Emit the data below verbatim, stripping out any pictures.
--- START OF RECORDS SUPPLIED ---
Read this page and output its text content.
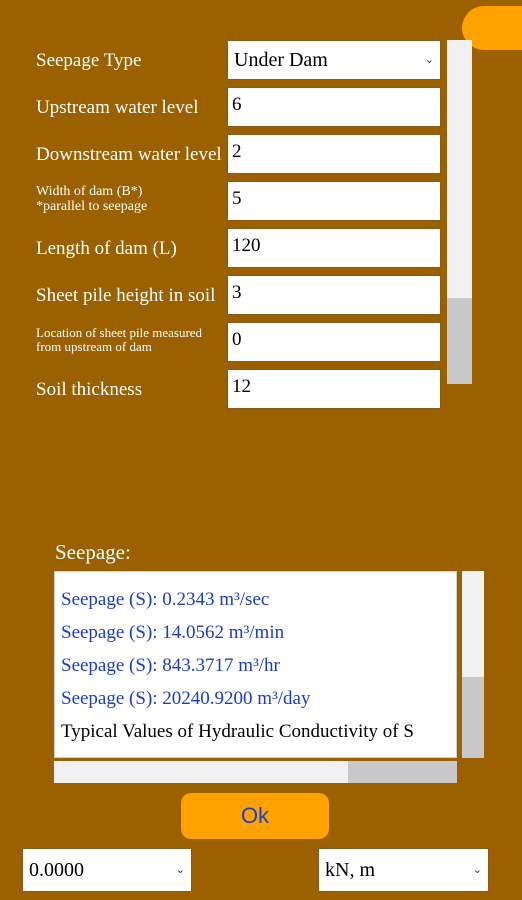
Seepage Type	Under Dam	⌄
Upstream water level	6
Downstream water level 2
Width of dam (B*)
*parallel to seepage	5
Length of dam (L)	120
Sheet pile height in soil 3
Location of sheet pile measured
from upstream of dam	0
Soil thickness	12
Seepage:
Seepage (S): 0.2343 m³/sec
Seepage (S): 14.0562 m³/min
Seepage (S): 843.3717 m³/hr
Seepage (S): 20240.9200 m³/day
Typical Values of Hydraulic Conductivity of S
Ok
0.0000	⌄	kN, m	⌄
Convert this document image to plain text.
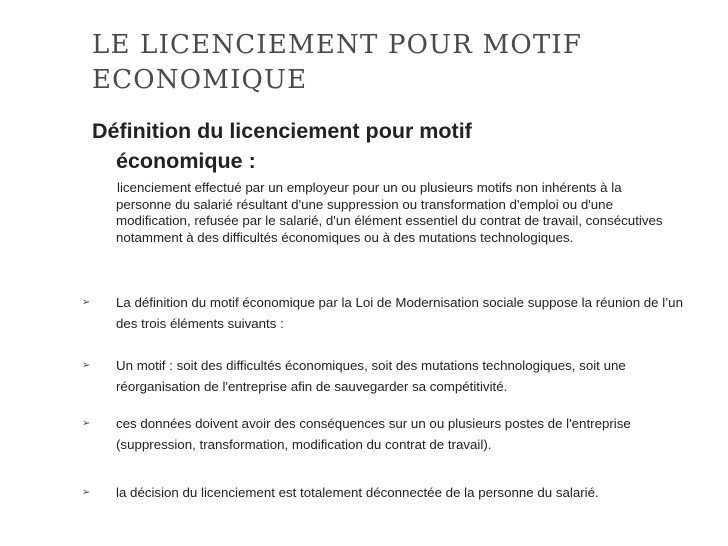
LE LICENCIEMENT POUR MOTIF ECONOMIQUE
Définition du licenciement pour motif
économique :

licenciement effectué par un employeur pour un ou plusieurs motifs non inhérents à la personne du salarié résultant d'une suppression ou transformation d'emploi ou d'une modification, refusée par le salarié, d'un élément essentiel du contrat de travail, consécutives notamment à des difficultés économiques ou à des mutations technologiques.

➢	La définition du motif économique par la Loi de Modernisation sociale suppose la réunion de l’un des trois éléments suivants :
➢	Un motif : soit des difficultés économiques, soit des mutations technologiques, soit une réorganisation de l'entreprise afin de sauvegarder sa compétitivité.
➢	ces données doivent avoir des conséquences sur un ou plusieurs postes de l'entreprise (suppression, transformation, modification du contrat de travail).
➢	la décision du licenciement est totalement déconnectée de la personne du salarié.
--- END OF RECORDS SUPPLIED ---
• **THE SOLUTION**:
Read this page and output its text content.
Seepage Type	Under Dam	⌄
Upstream water level	6
Downstream water level 2
Width of dam (B*)
*parallel to seepage	5
Length of dam (L)	120
Sheet pile height in soil 3
Location of sheet pile measured
from upstream of dam	0
Soil thickness	12
Seepage:
Seepage (S): 0.2343 m³/sec
Seepage (S): 14.0562 m³/min
Seepage (S): 843.3717 m³/hr
Seepage (S): 20240.9200 m³/day
Typical Values of Hydraulic Conductivity of S
Ok
0.0000	⌄	kN, m	⌄
Convert this document image to plain text.
LE LICENCIEMENT POUR MOTIF ECONOMIQUE
Définition du licenciement pour motif
économique :

licenciement effectué par un employeur pour un ou plusieurs motifs non inhérents à la personne du salarié résultant d'une suppression ou transformation d'emploi ou d'une modification, refusée par le salarié, d'un élément essentiel du contrat de travail, consécutives notamment à des difficultés économiques ou à des mutations technologiques.

➢	La définition du motif économique par la Loi de Modernisation sociale suppose la réunion de l’un des trois éléments suivants :
➢	Un motif : soit des difficultés économiques, soit des mutations technologiques, soit une réorganisation de l'entreprise afin de sauvegarder sa compétitivité.
➢	ces données doivent avoir des conséquences sur un ou plusieurs postes de l'entreprise (suppression, transformation, modification du contrat de travail).
➢	la décision du licenciement est totalement déconnectée de la personne du salarié.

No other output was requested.